» **INFORMATION GIVEN**:
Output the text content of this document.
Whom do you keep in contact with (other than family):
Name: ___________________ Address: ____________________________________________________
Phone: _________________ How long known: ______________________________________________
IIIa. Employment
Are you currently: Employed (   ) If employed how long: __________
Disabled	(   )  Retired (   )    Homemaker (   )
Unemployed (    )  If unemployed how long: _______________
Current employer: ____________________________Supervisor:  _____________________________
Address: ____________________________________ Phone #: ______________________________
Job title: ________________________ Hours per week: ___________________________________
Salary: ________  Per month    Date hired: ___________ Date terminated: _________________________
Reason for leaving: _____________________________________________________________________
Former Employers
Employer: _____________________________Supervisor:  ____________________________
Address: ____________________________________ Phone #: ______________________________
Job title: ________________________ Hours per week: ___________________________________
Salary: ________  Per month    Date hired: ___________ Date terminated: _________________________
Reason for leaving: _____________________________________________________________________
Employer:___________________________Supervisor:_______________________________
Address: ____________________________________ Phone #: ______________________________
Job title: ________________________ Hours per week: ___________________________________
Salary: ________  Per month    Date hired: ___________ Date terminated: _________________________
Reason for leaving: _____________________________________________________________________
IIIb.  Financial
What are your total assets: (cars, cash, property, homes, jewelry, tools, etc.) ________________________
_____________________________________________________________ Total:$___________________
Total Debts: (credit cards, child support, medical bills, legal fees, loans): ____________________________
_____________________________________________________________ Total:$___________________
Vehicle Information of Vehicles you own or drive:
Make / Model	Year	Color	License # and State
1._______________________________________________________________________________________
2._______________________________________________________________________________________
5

» **EXERCISE REQUIREMENTS**:
Write the material out exactly, with nothing left out.

» **ANSWER TO THE PROBLEM**:
Output the text content of this document.
Whom do you keep in contact with (other than family):
Name: ___________________ Address: ____________________________________________________
Phone: _________________ How long known: ______________________________________________
IIIa. Employment
Are you currently: Employed (   ) If employed how long: __________
Disabled	(   )  Retired (   )    Homemaker (   )
Unemployed (    )  If unemployed how long: _______________
Current employer: ____________________________Supervisor:  _____________________________
Address: ____________________________________ Phone #: ______________________________
Job title: ________________________ Hours per week: ___________________________________
Salary: ________  Per month    Date hired: ___________ Date terminated: _________________________
Reason for leaving: _____________________________________________________________________
Former Employers
Employer: _____________________________Supervisor:  ____________________________
Address: ____________________________________ Phone #: ______________________________
Job title: ________________________ Hours per week: ___________________________________
Salary: ________  Per month    Date hired: ___________ Date terminated: _________________________
Reason for leaving: _____________________________________________________________________
Employer:___________________________Supervisor:_______________________________
Address: ____________________________________ Phone #: ______________________________
Job title: ________________________ Hours per week: ___________________________________
Salary: ________  Per month    Date hired: ___________ Date terminated: _________________________
Reason for leaving: _____________________________________________________________________
IIIb.  Financial
What are your total assets: (cars, cash, property, homes, jewelry, tools, etc.) ________________________
_____________________________________________________________ Total:$___________________
Total Debts: (credit cards, child support, medical bills, legal fees, loans): ____________________________
_____________________________________________________________ Total:$___________________
Vehicle Information of Vehicles you own or drive:
Make / Model	Year	Color	License # and State
1._______________________________________________________________________________________
2._______________________________________________________________________________________
5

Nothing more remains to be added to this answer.